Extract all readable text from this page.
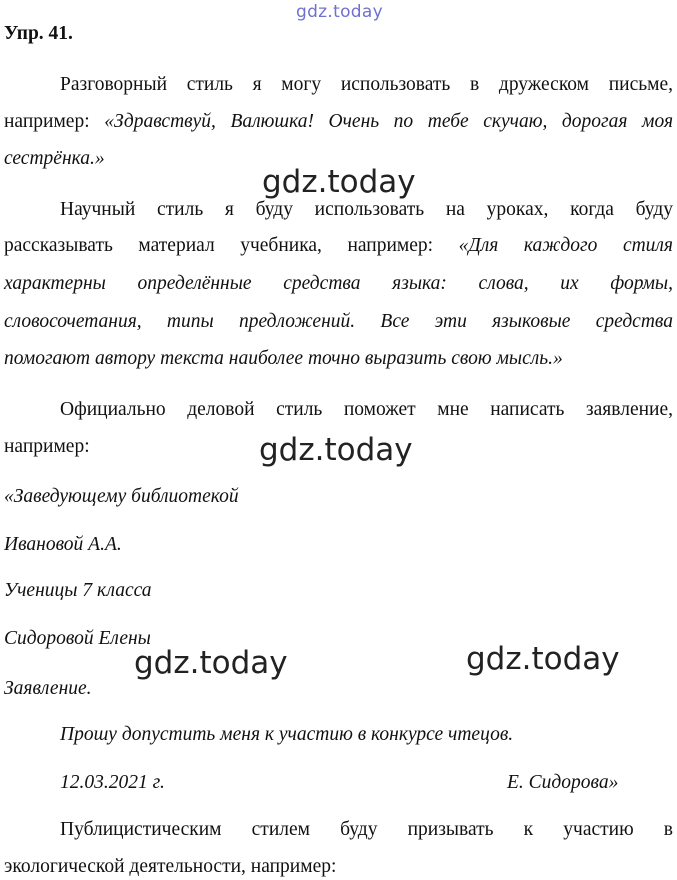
gdz.today
Упр. 41.
Разговорный стиль я могу использовать в дружеском письме,
например: «Здравствуй, Валюшка! Очень по тебе скучаю, дорогая моя
сестрёнка.»
gdz.today
Научный стиль я буду использовать на уроках, когда буду
рассказывать материал учебника, например: «Для каждого стиля
характерны определённые средства языка: слова, их формы,
словосочетания, типы предложений. Все эти языковые средства
помогают автору текста наиболее точно выразить свою мысль.»
Официально деловой стиль поможет мне написать заявление,
например:	gdz.today
«Заведующему библиотекой
Ивановой А.А.
Ученицы 7 класса
Сидоровой Елены
gdz.today	gdz.today
Заявление.
Прошу допустить меня к участию в конкурсе чтецов.
12.03.2021 г.	Е. Сидорова»
Публицистическим стилем буду призывать к участию в
экологической деятельности, например:
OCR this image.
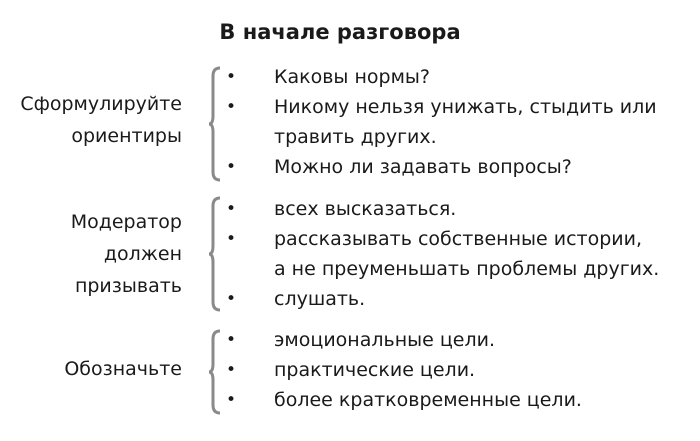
В начале разговора
Сформулируйте
ориентиры
•	Каковы нормы?
•	Никому нельзя унижать, стыдить или
травить других.
•	Можно ли задавать вопросы?
Модератор
должен
призывать
•	всех высказаться.
•	рассказывать собственные истории,
а не преуменьшать проблемы других.
•	слушать.
Обозначьте
•	эмоциональные цели.
•	практические цели.
•	более кратковременные цели.
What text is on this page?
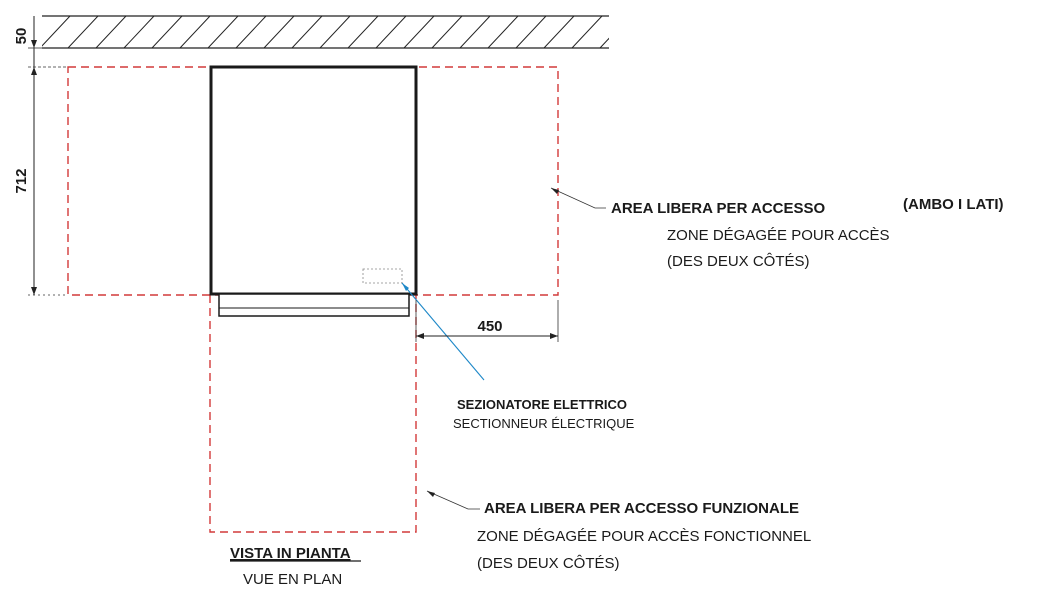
50
712
450
AREA LIBERA PER ACCESSO	(AMBO I LATI)
ZONE DÉGAGÉE POUR ACCÈS
(DES DEUX CÔTÉS)
SEZIONATORE ELETTRICO
SECTIONNEUR ÉLECTRIQUE
AREA LIBERA PER ACCESSO FUNZIONALE
ZONE DÉGAGÉE POUR ACCÈS FONCTIONNEL
(DES DEUX CÔTÉS)
VISTA IN PIANTA
VUE EN PLAN
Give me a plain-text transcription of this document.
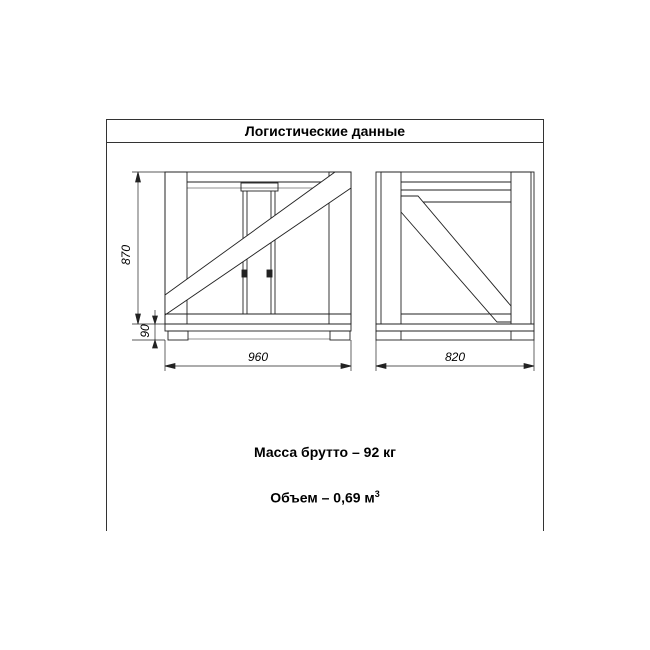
Логистические данные
870
90
960	820
Масса брутто – 92 кг
Объем – 0,69 $м^3$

◆ **WHAT YOU WILL DO**:
Repeat every record above exactly, but leave out any pictures.

◆ **TASK SOLUTION**:
Extract all readable text from this page.
gdz.today
Упр. 41.
Разговорный стиль я могу использовать в дружеском письме,
например: «Здравствуй, Валюшка! Очень по тебе скучаю, дорогая моя
сестрёнка.»
gdz.today
Научный стиль я буду использовать на уроках, когда буду
рассказывать материал учебника, например: «Для каждого стиля
характерны определённые средства языка: слова, их формы,
словосочетания, типы предложений. Все эти языковые средства
помогают автору текста наиболее точно выразить свою мысль.»
Официально деловой стиль поможет мне написать заявление,
например:	gdz.today
«Заведующему библиотекой
Ивановой А.А.
Ученицы 7 класса
Сидоровой Елены
gdz.today	gdz.today
Заявление.
Прошу допустить меня к участию в конкурсе чтецов.
12.03.2021 г.	Е. Сидорова»
Публицистическим стилем буду призывать к участию в
экологической деятельности, например:
OCR this image.
В начале разговора
Сформулируйте
ориентиры
•	Каковы нормы?
•	Никому нельзя унижать, стыдить или
травить других.
•	Можно ли задавать вопросы?
Модератор
должен
призывать
•	всех высказаться.
•	рассказывать собственные истории,
а не преуменьшать проблемы других.
•	слушать.
Обозначьте
•	эмоциональные цели.
•	практические цели.
•	более кратковременные цели.
What text is on this page?
50
712
450
AREA LIBERA PER ACCESSO	(AMBO I LATI)
ZONE DÉGAGÉE POUR ACCÈS
(DES DEUX CÔTÉS)
SEZIONATORE ELETTRICO
SECTIONNEUR ÉLECTRIQUE
AREA LIBERA PER ACCESSO FUNZIONALE
ZONE DÉGAGÉE POUR ACCÈS FONCTIONNEL
(DES DEUX CÔTÉS)
VISTA IN PIANTA
VUE EN PLAN
Give me a plain-text transcription of this document.
Логистические данные
870
90
960	820
Масса брутто – 92 кг
Объем – 0,69 $м^3$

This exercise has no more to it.